WORK TO BE COMPLETED: In the data below, find every line that has the string "ylabel", and copy it.

[Dataset rows about figures]
start
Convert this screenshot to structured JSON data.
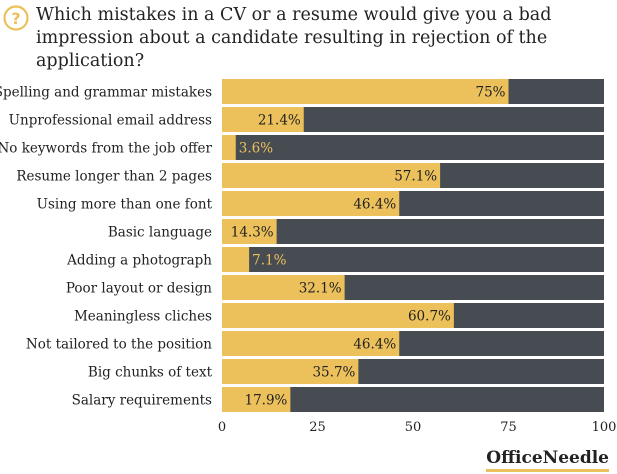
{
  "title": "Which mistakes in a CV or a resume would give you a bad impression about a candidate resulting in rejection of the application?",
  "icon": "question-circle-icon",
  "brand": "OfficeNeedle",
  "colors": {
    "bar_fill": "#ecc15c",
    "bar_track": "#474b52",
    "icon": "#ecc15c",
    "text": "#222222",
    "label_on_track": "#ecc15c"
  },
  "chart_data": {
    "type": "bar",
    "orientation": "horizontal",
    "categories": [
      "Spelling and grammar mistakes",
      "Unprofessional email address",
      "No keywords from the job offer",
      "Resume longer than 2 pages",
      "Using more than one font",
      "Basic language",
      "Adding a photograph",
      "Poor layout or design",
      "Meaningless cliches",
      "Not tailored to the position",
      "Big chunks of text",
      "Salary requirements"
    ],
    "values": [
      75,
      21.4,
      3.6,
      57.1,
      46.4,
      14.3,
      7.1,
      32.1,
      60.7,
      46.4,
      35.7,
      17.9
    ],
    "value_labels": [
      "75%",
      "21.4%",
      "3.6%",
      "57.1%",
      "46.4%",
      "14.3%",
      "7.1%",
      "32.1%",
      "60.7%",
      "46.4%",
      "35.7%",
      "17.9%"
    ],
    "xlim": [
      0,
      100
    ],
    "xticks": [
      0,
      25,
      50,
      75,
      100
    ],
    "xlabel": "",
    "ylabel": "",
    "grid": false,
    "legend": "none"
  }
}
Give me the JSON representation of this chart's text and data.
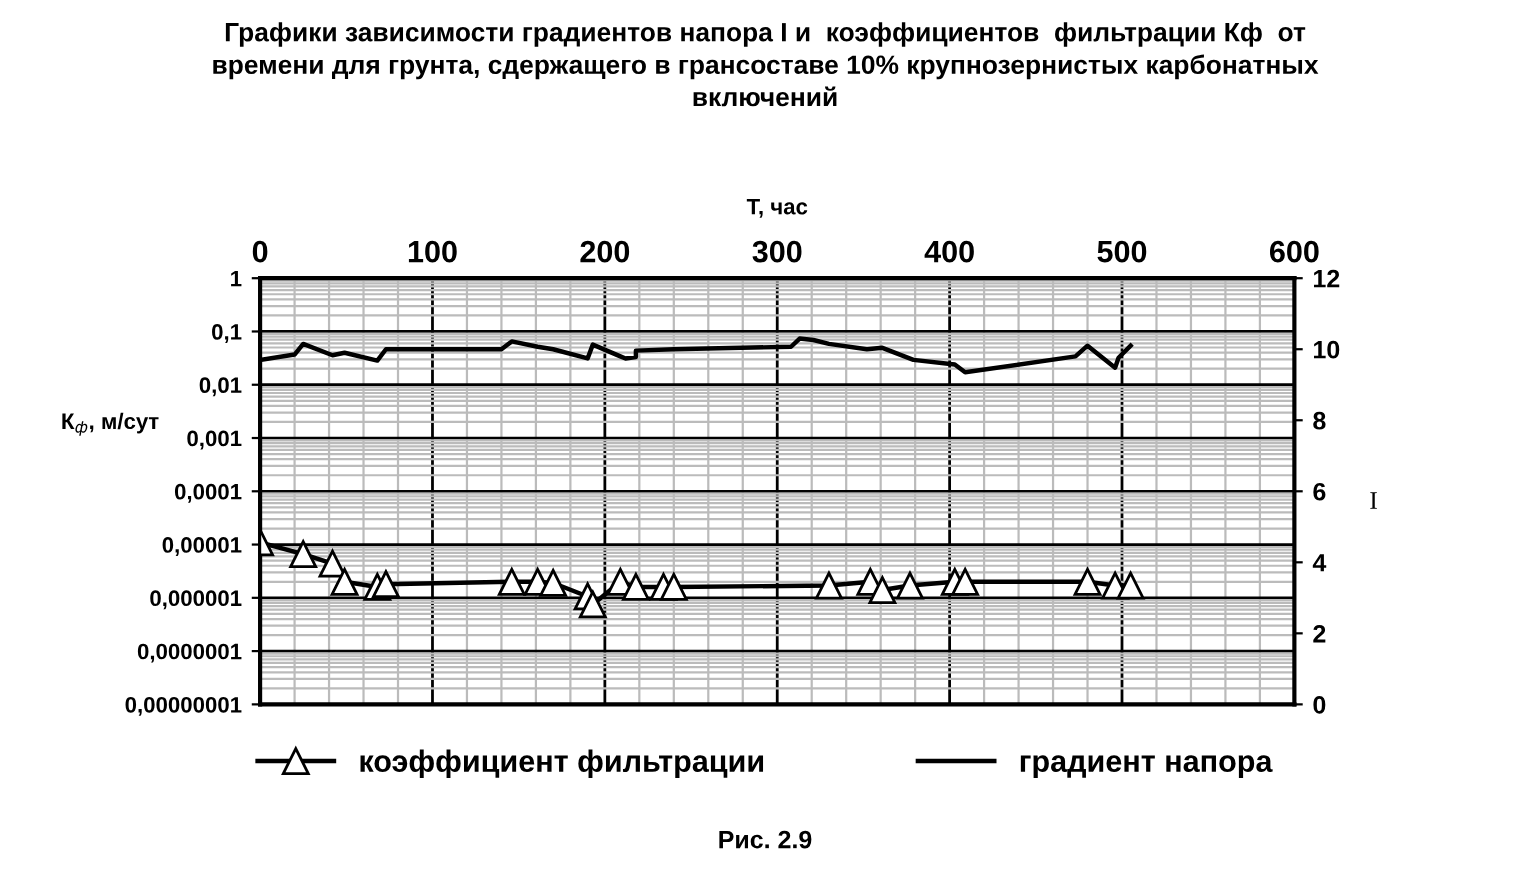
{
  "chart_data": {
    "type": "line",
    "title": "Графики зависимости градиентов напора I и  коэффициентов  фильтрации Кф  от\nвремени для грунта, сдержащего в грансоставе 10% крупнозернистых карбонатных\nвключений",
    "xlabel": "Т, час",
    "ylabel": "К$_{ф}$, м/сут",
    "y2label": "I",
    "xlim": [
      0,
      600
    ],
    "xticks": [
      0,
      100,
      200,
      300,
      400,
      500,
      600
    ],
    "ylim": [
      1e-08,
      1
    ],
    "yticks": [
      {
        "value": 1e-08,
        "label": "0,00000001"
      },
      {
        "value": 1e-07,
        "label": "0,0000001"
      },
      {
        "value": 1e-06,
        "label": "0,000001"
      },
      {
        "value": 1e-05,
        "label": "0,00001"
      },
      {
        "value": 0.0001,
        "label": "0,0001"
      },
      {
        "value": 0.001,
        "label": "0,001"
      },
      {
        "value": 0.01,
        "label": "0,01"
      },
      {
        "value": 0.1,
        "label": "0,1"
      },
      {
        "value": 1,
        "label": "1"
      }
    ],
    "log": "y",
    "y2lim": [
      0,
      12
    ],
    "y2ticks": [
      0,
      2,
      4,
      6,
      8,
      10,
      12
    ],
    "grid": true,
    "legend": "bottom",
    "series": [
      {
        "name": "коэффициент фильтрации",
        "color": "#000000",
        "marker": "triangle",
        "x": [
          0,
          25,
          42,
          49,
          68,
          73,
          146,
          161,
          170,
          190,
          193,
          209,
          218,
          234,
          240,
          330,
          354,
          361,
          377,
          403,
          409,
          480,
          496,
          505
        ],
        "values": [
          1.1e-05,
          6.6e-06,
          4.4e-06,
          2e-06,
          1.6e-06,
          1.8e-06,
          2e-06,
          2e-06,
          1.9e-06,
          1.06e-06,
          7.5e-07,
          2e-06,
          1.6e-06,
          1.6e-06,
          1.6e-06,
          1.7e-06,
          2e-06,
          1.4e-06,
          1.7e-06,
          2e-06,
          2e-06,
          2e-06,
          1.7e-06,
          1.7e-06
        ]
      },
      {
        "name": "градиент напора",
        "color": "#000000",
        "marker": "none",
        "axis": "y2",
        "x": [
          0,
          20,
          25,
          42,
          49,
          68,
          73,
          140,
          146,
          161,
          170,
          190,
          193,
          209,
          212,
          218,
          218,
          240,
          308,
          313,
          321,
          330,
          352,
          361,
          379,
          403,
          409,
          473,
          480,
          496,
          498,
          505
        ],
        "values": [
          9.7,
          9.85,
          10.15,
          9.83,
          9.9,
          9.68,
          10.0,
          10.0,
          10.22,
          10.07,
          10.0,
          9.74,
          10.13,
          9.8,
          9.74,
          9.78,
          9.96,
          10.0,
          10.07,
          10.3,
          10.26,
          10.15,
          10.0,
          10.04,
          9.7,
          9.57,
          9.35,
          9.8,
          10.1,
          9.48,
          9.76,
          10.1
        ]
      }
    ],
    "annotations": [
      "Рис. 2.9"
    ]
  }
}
end
start
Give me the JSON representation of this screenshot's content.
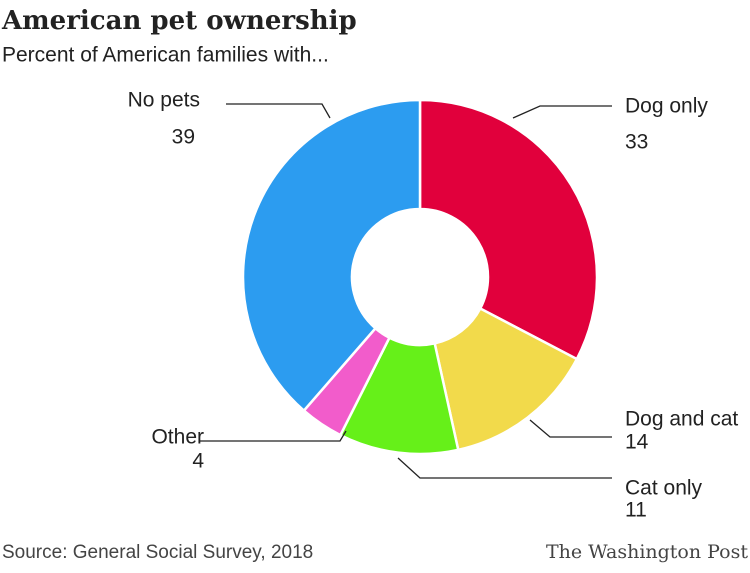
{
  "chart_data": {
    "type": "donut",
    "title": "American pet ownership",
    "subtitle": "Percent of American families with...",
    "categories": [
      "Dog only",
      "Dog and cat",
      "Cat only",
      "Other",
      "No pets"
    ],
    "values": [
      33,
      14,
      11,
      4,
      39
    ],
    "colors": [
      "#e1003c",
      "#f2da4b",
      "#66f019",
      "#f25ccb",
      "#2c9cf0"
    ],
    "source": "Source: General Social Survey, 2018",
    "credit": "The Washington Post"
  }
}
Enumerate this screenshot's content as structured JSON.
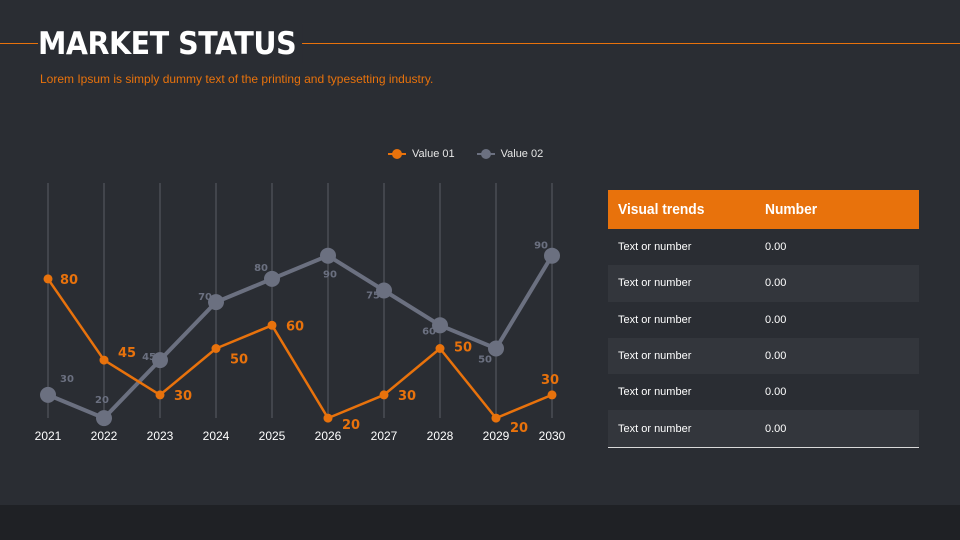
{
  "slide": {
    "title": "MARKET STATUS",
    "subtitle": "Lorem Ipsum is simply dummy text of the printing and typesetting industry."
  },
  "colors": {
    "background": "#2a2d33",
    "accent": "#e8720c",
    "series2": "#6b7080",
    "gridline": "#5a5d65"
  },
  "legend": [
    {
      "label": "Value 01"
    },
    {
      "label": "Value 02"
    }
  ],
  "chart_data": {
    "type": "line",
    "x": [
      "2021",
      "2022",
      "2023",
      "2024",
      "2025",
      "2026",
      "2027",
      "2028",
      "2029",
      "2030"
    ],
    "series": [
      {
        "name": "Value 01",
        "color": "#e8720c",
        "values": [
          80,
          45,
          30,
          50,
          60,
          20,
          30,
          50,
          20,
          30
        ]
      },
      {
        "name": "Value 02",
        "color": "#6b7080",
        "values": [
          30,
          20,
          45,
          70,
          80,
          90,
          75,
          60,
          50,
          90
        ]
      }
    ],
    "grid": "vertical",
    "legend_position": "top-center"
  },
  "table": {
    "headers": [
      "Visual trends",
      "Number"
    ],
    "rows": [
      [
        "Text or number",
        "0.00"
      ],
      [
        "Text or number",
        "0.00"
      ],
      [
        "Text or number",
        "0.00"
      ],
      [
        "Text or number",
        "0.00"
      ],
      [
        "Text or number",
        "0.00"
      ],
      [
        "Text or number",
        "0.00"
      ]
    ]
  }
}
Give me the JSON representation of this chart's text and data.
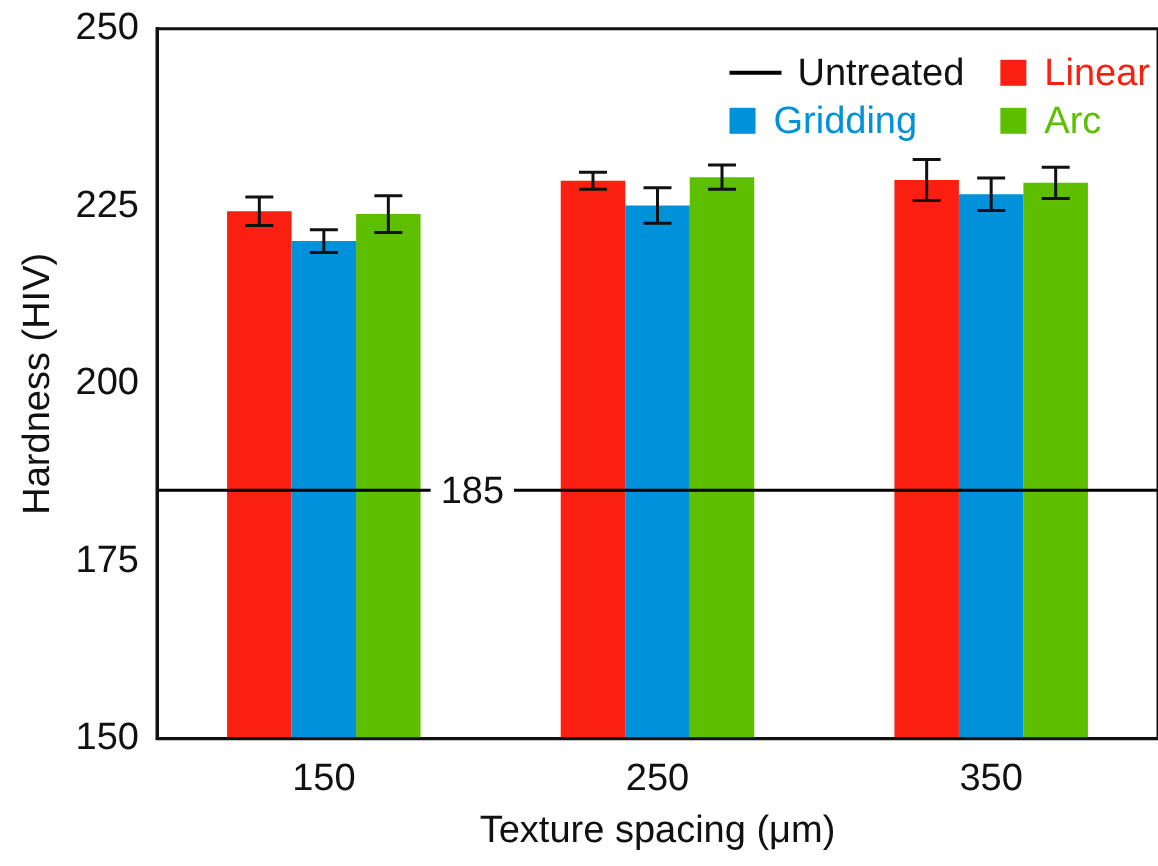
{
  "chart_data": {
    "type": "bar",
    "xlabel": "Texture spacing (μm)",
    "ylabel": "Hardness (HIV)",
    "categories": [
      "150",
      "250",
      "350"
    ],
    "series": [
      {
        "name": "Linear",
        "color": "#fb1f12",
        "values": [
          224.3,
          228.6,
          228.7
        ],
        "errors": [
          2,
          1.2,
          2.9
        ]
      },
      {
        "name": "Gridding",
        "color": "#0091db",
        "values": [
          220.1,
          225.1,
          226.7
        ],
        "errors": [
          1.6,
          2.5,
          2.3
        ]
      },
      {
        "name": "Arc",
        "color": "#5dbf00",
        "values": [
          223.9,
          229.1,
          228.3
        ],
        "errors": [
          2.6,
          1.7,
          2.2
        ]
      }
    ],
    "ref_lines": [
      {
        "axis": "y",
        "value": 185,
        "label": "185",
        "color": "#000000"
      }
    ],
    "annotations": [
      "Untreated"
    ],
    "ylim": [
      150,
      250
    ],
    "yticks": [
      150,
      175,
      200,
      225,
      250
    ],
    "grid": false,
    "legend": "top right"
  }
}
end
start
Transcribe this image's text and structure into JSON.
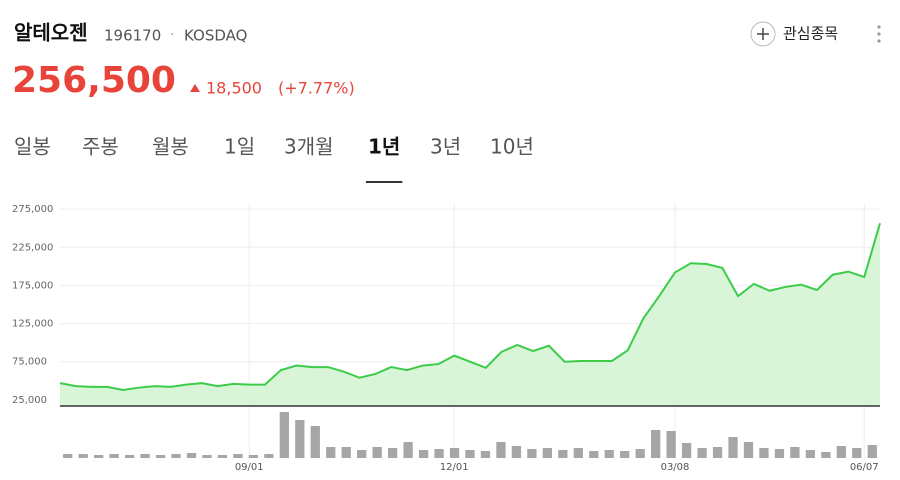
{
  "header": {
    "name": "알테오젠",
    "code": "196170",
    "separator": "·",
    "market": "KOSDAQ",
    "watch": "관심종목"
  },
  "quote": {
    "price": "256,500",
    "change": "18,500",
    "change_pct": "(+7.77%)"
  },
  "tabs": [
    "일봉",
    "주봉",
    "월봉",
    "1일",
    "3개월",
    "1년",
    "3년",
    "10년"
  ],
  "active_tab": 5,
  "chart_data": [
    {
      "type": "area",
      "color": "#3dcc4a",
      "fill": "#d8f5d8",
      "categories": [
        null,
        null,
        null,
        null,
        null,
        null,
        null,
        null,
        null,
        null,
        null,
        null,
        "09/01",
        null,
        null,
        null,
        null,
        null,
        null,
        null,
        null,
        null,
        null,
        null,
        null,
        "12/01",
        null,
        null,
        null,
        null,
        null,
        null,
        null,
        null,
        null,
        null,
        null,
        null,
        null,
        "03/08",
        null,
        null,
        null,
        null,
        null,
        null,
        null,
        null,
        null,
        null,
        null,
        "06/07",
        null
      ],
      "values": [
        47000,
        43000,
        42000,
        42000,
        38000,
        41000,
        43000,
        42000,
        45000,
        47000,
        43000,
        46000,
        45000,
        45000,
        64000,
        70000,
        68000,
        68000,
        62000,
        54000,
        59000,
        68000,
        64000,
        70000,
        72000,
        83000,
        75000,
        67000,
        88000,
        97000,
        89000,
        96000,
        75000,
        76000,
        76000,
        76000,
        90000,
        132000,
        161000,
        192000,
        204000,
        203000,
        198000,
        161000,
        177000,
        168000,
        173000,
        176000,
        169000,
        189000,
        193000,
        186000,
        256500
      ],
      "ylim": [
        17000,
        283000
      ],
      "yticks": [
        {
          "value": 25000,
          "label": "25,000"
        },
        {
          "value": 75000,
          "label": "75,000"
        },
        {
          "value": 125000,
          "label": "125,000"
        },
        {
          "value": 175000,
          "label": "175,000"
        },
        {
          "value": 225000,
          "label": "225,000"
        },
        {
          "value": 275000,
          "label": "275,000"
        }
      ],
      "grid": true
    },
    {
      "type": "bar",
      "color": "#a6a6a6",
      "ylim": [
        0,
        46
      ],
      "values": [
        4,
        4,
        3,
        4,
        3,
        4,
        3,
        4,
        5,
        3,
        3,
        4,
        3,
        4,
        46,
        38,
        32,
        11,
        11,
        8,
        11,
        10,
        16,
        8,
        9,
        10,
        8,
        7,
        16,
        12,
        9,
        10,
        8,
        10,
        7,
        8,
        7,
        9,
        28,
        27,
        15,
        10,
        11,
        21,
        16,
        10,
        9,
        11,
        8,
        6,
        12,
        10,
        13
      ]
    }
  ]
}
end
OUTPUT FOR THIS EXERCISE:
    "ylabel": "",
    "ylabel": "К$_{ф}$, м/сут",
    "ylabel": "Hardness (HIV)",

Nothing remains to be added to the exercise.